= YOUR TASK =
Can you find the lines of the listing that include "down" and copy every one?

= DATASET ENTRIES =
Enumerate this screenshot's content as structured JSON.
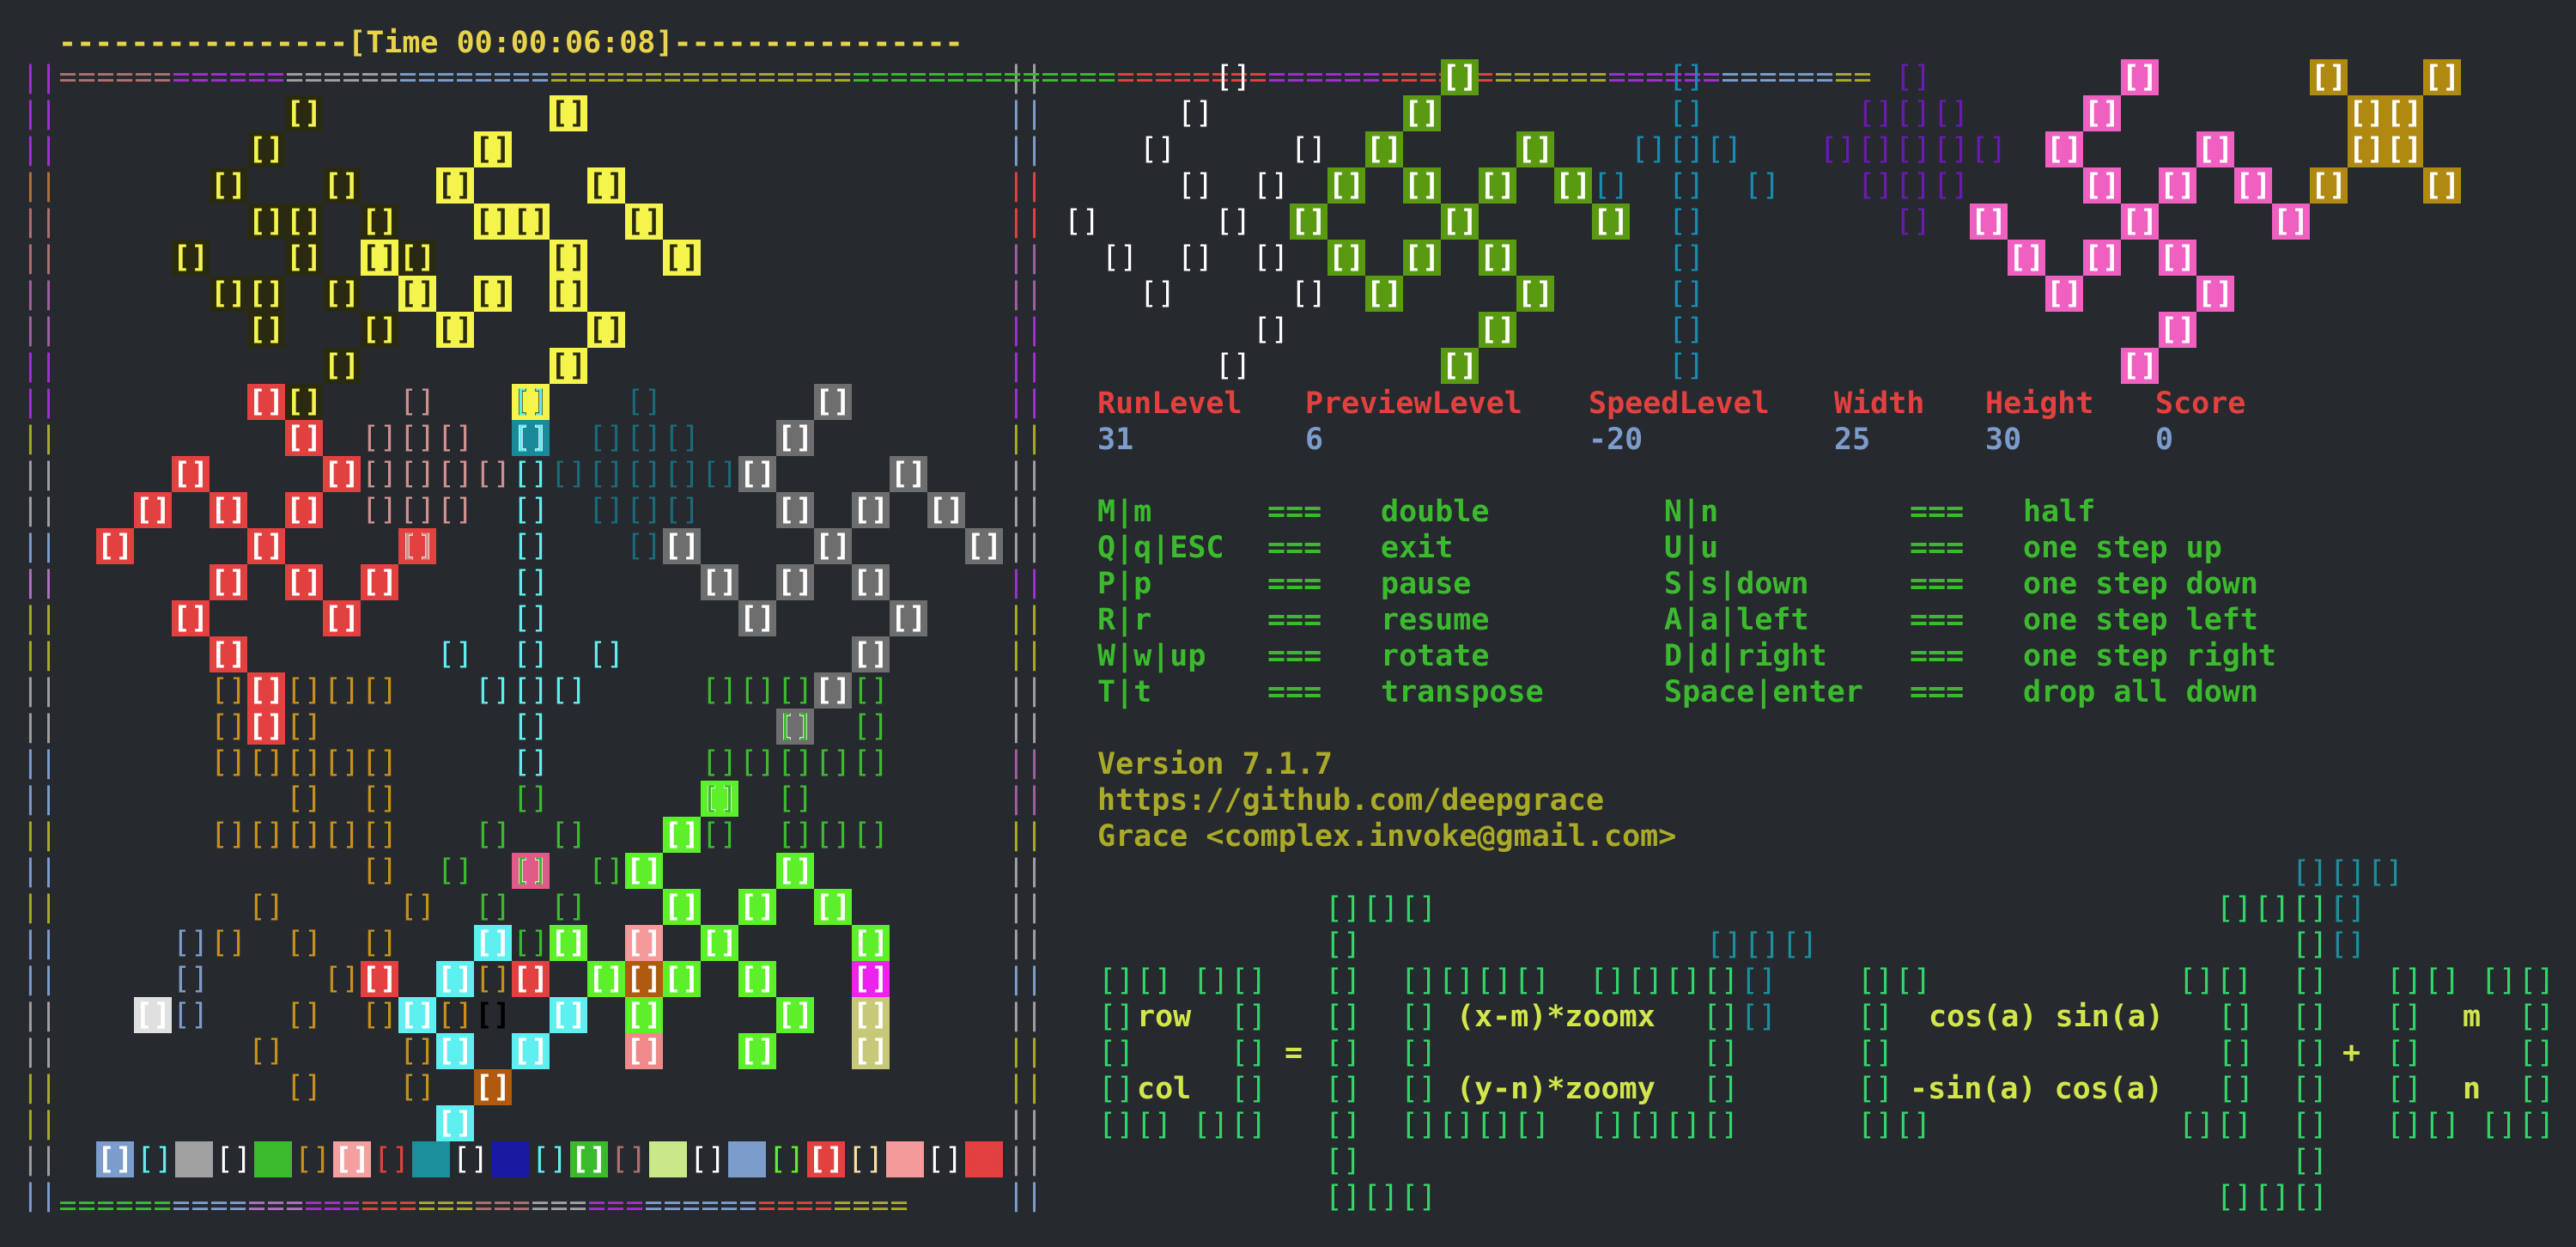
{
  "colors": {
    "background": "#262a2f",
    "timer": "#e8d34a",
    "label_red": "#e2413f",
    "value_blue": "#7c9ccc",
    "help_green": "#3cba2e",
    "info_olive": "#aaaa28",
    "matrix_green": "#35d46a",
    "matrix_teal": "#1b8f9c",
    "matrix_text": "#d2e64b"
  },
  "board": {
    "timer_line": "----------------[Time 00:00:06:08]----------------",
    "top_border": "====================================================",
    "bottom_border": "===================================================="
  },
  "stats": [
    {
      "label": "RunLevel",
      "value": "31"
    },
    {
      "label": "PreviewLevel",
      "value": "6"
    },
    {
      "label": "SpeedLevel",
      "value": "-20"
    },
    {
      "label": "Width",
      "value": "25"
    },
    {
      "label": "Height",
      "value": "30"
    },
    {
      "label": "Score",
      "value": "0"
    }
  ],
  "keys": [
    {
      "key": "M|m",
      "sep": "===",
      "action": "double",
      "key2": "N|n",
      "sep2": "===",
      "action2": "half"
    },
    {
      "key": "Q|q|ESC",
      "sep": "===",
      "action": "exit",
      "key2": "U|u",
      "sep2": "===",
      "action2": "one step up"
    },
    {
      "key": "P|p",
      "sep": "===",
      "action": "pause",
      "key2": "S|s|down",
      "sep2": "===",
      "action2": "one step down"
    },
    {
      "key": "R|r",
      "sep": "===",
      "action": "resume",
      "key2": "A|a|left",
      "sep2": "===",
      "action2": "one step left"
    },
    {
      "key": "W|w|up",
      "sep": "===",
      "action": "rotate",
      "key2": "D|d|right",
      "sep2": "===",
      "action2": "one step right"
    },
    {
      "key": "T|t",
      "sep": "===",
      "action": "transpose",
      "key2": "Space|enter",
      "sep2": "===",
      "action2": "drop all down"
    }
  ],
  "info": {
    "version": "Version 7.1.7",
    "url": "https://github.com/deepgrace",
    "author": "Grace <complex.invoke@gmail.com>"
  },
  "formula": {
    "row": "row",
    "col": "col",
    "equals": "=",
    "plus": "+",
    "xm": "(x-m)*zoomx",
    "yn": "(y-n)*zoomy",
    "cos_row": "cos(a) sin(a)",
    "sin_row": "-sin(a) cos(a)",
    "m": "m",
    "n": "n"
  }
}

= RESULT OF THIS EXERCISE =
      "key2": "S|s|down",
      "action2": "one step down"
      "action2": "drop all down"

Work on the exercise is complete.